## Problem
Find the string "conflicts" and gather every line that holds it.
— Begin Records shown —
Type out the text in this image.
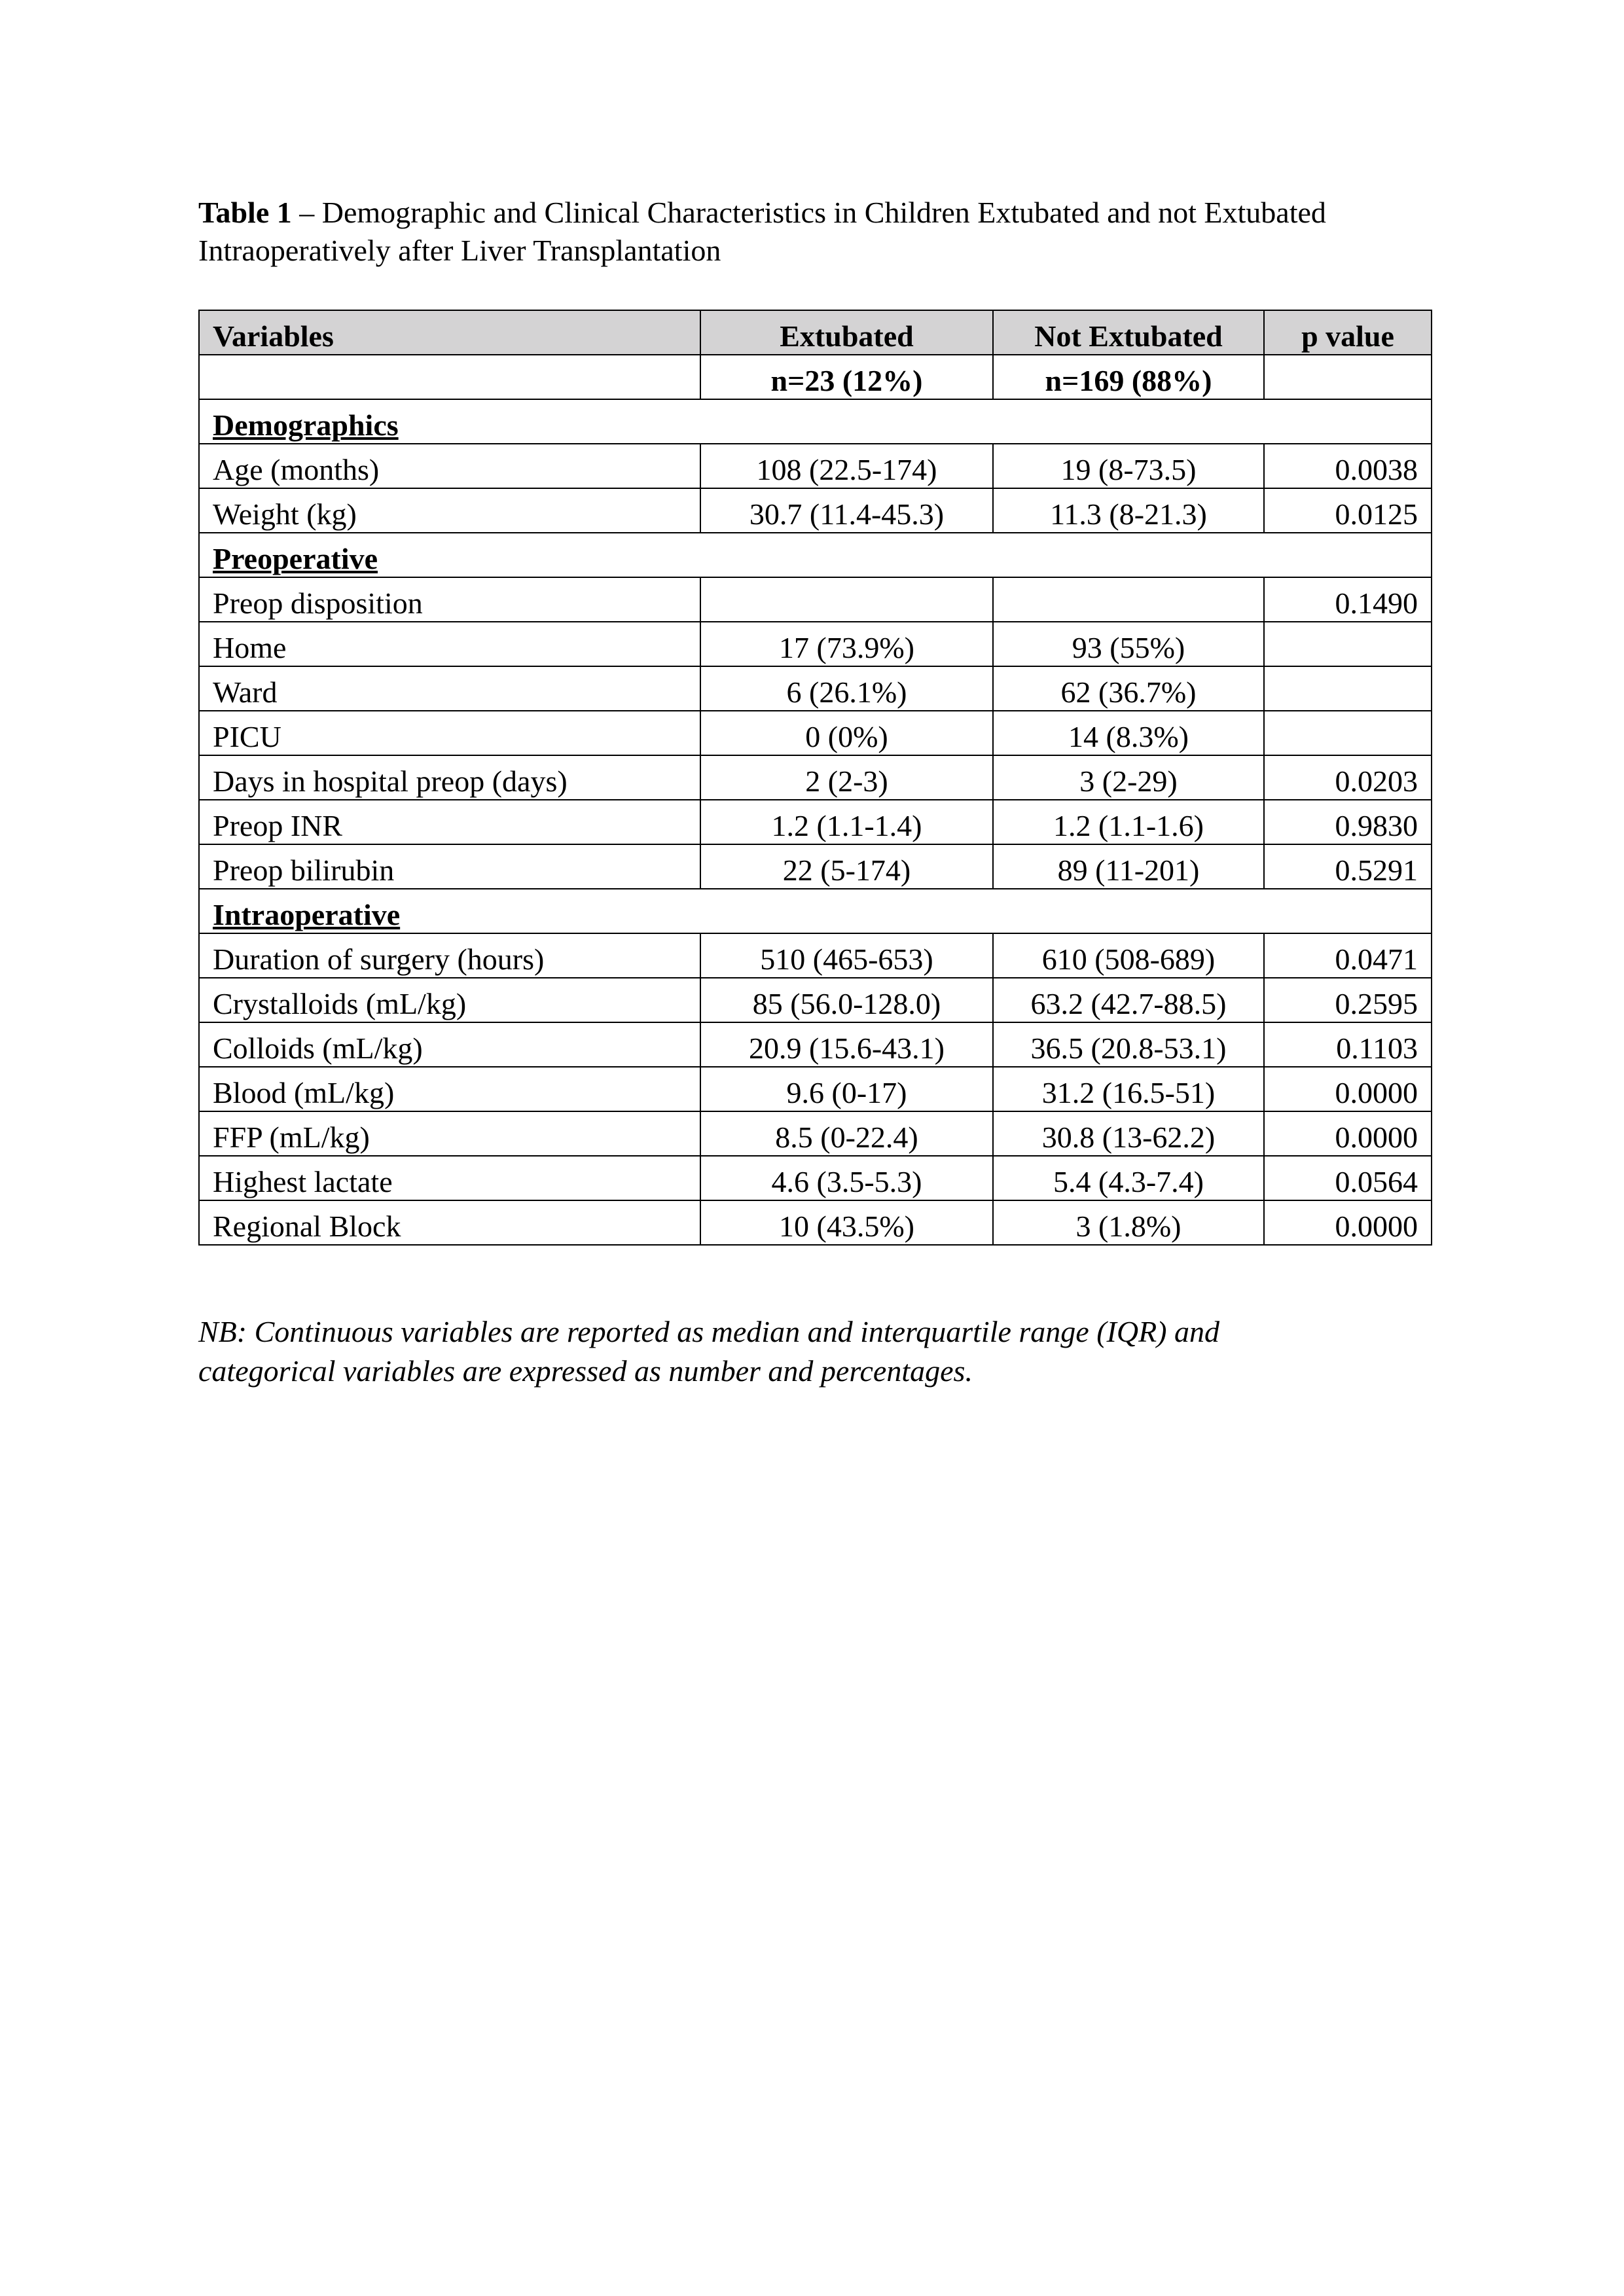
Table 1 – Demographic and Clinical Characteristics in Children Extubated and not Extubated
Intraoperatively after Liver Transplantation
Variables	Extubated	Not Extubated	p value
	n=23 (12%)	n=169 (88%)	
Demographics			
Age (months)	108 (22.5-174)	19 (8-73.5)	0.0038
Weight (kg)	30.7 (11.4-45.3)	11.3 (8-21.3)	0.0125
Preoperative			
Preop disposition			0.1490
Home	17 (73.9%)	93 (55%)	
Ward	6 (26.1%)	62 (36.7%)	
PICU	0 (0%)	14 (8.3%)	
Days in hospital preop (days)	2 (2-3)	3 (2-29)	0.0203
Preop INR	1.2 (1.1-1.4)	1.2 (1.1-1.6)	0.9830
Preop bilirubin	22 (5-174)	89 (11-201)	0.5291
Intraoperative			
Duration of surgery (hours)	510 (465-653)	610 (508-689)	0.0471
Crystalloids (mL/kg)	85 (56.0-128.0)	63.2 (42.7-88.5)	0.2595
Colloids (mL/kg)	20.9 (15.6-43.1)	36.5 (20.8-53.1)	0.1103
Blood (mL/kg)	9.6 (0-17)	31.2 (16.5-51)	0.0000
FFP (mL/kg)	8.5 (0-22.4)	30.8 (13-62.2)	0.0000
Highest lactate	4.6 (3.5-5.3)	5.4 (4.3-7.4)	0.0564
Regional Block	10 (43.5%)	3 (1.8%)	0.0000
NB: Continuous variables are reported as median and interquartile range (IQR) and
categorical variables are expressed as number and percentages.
— End Records shown —
— Begin Records shown —
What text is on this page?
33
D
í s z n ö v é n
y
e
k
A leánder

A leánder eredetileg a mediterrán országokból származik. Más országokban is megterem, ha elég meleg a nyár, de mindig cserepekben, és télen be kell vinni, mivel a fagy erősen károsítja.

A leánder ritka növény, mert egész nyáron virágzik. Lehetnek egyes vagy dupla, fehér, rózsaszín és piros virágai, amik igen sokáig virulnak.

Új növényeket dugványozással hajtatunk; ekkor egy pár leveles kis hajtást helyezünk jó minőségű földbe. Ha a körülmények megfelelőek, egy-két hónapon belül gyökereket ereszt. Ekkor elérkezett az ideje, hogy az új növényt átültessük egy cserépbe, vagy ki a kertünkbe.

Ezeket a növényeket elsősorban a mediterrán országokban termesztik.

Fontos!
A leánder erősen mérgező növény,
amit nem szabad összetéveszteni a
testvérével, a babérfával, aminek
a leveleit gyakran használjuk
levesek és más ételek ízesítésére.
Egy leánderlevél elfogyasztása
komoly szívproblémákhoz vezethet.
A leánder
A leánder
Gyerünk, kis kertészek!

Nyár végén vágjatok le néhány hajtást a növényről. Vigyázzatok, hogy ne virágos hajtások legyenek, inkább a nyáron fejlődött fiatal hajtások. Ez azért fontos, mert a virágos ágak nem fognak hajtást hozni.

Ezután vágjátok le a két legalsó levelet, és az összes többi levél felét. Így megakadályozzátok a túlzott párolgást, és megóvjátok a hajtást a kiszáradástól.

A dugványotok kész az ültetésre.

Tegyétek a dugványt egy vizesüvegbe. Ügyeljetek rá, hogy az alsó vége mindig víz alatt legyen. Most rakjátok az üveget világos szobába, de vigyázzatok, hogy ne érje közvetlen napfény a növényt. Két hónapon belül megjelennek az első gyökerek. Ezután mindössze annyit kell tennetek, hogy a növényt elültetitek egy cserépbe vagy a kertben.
— End Records shown —
— Begin Records shown —
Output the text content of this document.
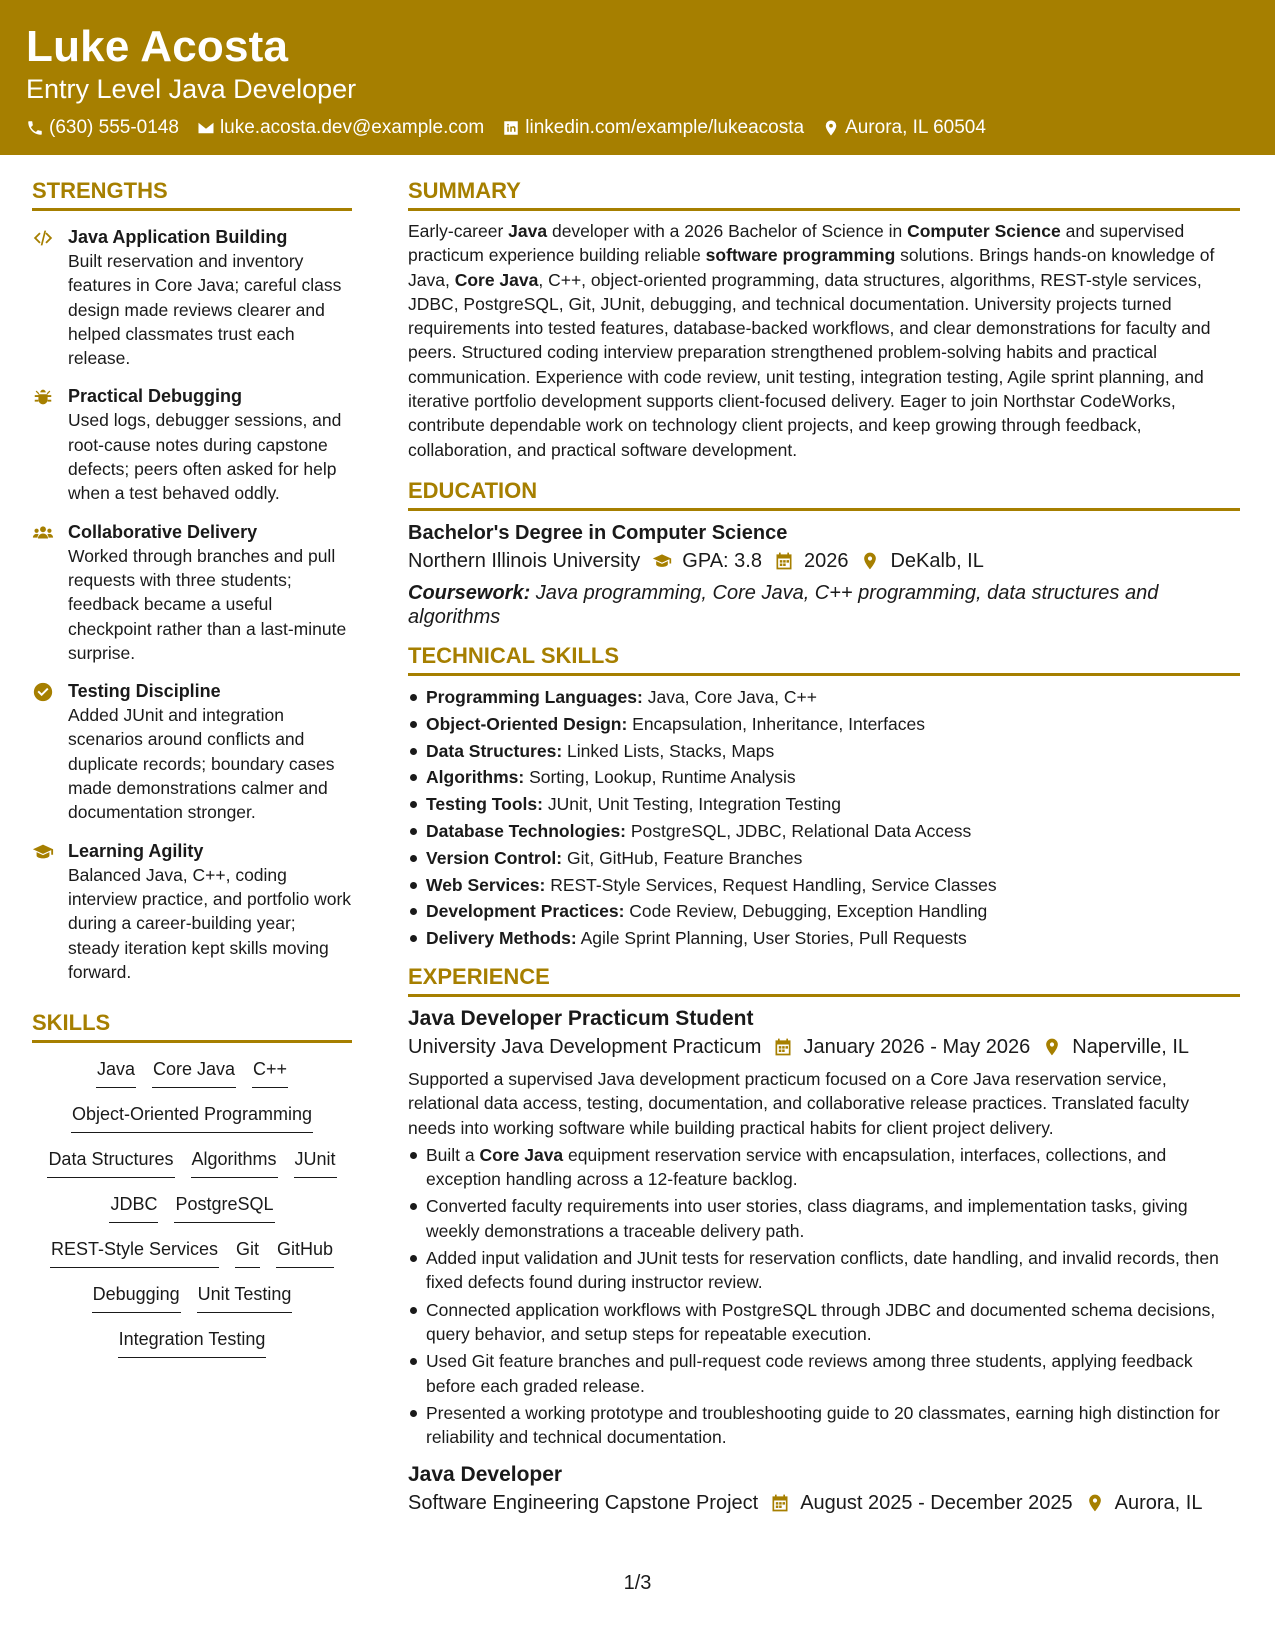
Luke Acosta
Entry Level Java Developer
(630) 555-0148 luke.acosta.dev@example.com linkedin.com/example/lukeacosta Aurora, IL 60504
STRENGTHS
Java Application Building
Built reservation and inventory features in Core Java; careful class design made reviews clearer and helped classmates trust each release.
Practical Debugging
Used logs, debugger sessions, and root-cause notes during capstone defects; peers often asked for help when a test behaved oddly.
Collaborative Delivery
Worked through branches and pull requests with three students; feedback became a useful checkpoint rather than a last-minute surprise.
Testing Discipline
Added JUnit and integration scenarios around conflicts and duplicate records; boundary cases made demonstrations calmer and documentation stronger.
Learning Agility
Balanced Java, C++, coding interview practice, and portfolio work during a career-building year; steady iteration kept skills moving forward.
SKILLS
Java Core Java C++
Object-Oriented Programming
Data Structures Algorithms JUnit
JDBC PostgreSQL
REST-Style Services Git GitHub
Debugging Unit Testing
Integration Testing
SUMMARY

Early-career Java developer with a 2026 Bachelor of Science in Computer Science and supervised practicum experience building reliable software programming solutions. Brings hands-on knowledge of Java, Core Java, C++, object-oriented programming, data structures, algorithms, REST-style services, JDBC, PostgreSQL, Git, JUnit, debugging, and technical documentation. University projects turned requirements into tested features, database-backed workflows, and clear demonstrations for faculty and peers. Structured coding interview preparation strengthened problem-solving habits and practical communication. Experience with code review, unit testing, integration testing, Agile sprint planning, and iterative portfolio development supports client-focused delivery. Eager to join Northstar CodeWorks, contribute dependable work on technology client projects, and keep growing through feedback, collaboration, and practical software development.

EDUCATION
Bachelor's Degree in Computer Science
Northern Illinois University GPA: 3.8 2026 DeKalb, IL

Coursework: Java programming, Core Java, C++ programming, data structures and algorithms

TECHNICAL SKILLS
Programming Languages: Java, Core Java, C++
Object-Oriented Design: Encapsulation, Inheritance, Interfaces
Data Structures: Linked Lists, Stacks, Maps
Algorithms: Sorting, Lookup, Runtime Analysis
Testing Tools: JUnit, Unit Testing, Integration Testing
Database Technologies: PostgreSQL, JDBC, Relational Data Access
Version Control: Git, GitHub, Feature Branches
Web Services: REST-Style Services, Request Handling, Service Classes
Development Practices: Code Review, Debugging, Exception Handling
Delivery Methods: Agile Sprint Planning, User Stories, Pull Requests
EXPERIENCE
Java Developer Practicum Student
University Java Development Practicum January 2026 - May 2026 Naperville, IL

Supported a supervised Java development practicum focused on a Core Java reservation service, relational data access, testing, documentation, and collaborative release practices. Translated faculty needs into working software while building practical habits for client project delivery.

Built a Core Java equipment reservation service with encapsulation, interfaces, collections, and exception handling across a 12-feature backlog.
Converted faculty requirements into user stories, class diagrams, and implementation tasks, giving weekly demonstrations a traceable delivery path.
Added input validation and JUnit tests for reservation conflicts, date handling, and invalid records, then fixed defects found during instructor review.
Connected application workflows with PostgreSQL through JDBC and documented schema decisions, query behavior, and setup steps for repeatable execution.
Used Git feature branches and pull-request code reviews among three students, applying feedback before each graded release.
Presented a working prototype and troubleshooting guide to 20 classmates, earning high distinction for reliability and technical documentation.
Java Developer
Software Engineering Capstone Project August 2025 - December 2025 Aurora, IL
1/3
— End Records shown —
## Written reply
Added JUnit and integration scenarios around conflicts and duplicate records; boundary cases made demonstrations calmer and documentation stronger.
Added input validation and JUnit tests for reservation conflicts, date handling, and invalid records, then fixed defects found during instructor review.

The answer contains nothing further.